* BEGIN Supplied information *

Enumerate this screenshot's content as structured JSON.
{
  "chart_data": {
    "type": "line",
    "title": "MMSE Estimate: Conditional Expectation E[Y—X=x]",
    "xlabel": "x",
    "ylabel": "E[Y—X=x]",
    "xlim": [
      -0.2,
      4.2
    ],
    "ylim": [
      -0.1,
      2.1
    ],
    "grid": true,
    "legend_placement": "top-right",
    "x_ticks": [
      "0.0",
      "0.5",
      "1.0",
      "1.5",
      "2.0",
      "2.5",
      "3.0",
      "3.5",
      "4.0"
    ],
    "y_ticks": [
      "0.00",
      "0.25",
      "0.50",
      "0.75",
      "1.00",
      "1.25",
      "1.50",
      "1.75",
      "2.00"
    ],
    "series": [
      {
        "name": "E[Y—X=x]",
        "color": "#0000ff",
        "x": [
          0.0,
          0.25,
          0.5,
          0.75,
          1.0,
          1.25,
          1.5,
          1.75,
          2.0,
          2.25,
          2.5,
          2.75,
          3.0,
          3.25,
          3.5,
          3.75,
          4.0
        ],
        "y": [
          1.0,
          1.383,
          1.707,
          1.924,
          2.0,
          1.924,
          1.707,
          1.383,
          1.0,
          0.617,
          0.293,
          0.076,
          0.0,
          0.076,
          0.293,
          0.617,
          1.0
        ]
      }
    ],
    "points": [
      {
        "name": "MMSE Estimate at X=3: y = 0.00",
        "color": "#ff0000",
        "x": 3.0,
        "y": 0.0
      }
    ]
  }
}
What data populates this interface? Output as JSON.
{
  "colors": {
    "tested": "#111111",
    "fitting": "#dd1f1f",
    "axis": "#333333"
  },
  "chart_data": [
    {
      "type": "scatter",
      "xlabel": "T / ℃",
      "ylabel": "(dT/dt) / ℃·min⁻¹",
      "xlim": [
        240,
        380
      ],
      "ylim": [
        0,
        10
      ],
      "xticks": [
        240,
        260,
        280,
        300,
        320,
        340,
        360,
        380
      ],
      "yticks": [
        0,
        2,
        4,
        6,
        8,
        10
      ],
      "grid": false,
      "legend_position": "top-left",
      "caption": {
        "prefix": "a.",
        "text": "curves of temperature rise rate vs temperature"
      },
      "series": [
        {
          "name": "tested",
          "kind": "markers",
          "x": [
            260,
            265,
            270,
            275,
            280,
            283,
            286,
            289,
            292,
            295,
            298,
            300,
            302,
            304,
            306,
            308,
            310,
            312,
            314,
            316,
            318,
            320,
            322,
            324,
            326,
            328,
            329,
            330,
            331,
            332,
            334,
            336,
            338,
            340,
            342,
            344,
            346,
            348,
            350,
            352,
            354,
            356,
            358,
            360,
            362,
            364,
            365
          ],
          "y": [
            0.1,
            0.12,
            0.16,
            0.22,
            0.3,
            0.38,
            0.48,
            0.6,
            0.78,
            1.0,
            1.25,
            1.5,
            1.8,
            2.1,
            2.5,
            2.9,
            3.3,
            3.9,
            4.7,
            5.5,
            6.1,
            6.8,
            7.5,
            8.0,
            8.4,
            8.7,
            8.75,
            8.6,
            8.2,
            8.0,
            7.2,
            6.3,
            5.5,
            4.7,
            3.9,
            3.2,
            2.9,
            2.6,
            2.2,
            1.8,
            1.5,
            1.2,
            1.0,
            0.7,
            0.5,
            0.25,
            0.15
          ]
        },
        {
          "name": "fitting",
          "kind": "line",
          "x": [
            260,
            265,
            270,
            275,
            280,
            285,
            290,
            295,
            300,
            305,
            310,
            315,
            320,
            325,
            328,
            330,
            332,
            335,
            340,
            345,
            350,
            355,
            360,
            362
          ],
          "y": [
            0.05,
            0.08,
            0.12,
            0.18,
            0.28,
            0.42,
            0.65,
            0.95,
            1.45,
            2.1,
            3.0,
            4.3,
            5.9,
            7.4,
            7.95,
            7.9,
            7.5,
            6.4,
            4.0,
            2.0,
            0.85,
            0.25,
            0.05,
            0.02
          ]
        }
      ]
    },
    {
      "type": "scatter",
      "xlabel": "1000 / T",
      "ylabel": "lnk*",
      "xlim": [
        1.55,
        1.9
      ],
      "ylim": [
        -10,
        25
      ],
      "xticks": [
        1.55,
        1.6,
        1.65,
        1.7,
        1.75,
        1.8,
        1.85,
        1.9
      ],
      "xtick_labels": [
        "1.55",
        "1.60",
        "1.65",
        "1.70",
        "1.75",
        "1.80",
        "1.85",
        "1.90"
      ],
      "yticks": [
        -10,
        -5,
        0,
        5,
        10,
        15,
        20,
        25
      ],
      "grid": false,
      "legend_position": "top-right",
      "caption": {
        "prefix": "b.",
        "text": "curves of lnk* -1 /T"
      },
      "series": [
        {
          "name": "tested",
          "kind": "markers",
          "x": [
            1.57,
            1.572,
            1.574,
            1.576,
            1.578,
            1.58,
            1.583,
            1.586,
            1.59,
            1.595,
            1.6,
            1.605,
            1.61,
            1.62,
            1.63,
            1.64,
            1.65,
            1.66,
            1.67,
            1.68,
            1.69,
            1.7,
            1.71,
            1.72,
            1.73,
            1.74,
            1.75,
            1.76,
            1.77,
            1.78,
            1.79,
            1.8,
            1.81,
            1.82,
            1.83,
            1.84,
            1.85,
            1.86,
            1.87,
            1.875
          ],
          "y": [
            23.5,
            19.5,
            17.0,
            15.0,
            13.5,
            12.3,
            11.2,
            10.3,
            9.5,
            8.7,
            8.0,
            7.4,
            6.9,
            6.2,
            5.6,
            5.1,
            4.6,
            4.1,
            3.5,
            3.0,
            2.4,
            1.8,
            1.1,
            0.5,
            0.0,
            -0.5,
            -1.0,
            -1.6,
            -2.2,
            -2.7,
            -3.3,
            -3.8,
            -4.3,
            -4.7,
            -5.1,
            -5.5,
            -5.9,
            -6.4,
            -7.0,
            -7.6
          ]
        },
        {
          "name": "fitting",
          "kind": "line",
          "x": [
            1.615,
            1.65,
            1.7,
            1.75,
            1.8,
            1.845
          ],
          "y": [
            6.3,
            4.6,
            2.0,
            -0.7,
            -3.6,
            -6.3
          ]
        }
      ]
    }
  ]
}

* END Supplied information *

◆ Your task ◆
Collect every line above that contains the word "text".

◆ Written solution ◆
        "text": "curves of temperature rise rate vs temperature"
        "text": "curves of lnk* -1 /T"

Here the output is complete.